**Information provided**
==========
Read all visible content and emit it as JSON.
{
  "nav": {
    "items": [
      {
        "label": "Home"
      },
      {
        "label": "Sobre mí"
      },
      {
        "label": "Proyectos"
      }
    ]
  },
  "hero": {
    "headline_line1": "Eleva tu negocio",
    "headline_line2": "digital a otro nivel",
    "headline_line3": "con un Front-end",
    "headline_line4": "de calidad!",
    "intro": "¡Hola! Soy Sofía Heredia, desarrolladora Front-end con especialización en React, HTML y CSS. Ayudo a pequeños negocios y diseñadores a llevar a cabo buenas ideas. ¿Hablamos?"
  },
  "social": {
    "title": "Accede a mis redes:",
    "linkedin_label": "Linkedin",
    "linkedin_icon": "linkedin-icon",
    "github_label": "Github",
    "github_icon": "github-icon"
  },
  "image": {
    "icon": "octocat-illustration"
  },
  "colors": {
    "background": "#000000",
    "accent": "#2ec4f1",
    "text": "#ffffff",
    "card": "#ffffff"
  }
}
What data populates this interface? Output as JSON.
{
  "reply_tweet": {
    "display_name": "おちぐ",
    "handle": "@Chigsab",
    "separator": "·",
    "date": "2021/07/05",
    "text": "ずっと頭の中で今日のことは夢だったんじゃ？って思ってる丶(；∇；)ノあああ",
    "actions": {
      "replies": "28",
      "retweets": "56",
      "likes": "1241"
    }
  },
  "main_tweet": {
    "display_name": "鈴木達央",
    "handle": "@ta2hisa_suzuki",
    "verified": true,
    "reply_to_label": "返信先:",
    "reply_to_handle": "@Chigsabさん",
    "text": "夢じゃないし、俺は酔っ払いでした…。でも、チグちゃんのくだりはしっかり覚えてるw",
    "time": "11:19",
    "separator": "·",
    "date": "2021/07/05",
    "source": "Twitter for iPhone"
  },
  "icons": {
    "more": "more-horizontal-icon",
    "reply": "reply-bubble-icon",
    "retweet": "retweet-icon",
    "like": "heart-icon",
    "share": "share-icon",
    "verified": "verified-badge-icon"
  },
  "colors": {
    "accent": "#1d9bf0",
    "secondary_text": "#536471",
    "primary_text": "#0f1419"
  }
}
==========
**Your task**
Transcribe the entire listing above precisely.

**Result below**
Read all visible content and emit it as JSON.
{
  "nav": {
    "items": [
      {
        "label": "Home"
      },
      {
        "label": "Sobre mí"
      },
      {
        "label": "Proyectos"
      }
    ]
  },
  "hero": {
    "headline_line1": "Eleva tu negocio",
    "headline_line2": "digital a otro nivel",
    "headline_line3": "con un Front-end",
    "headline_line4": "de calidad!",
    "intro": "¡Hola! Soy Sofía Heredia, desarrolladora Front-end con especialización en React, HTML y CSS. Ayudo a pequeños negocios y diseñadores a llevar a cabo buenas ideas. ¿Hablamos?"
  },
  "social": {
    "title": "Accede a mis redes:",
    "linkedin_label": "Linkedin",
    "linkedin_icon": "linkedin-icon",
    "github_label": "Github",
    "github_icon": "github-icon"
  },
  "image": {
    "icon": "octocat-illustration"
  },
  "colors": {
    "background": "#000000",
    "accent": "#2ec4f1",
    "text": "#ffffff",
    "card": "#ffffff"
  }
}
What data populates this interface? Output as JSON.
{
  "reply_tweet": {
    "display_name": "おちぐ",
    "handle": "@Chigsab",
    "separator": "·",
    "date": "2021/07/05",
    "text": "ずっと頭の中で今日のことは夢だったんじゃ？って思ってる丶(；∇；)ノあああ",
    "actions": {
      "replies": "28",
      "retweets": "56",
      "likes": "1241"
    }
  },
  "main_tweet": {
    "display_name": "鈴木達央",
    "handle": "@ta2hisa_suzuki",
    "verified": true,
    "reply_to_label": "返信先:",
    "reply_to_handle": "@Chigsabさん",
    "text": "夢じゃないし、俺は酔っ払いでした…。でも、チグちゃんのくだりはしっかり覚えてるw",
    "time": "11:19",
    "separator": "·",
    "date": "2021/07/05",
    "source": "Twitter for iPhone"
  },
  "icons": {
    "more": "more-horizontal-icon",
    "reply": "reply-bubble-icon",
    "retweet": "retweet-icon",
    "like": "heart-icon",
    "share": "share-icon",
    "verified": "verified-badge-icon"
  },
  "colors": {
    "accent": "#1d9bf0",
    "secondary_text": "#536471",
    "primary_text": "#0f1419"
  }
}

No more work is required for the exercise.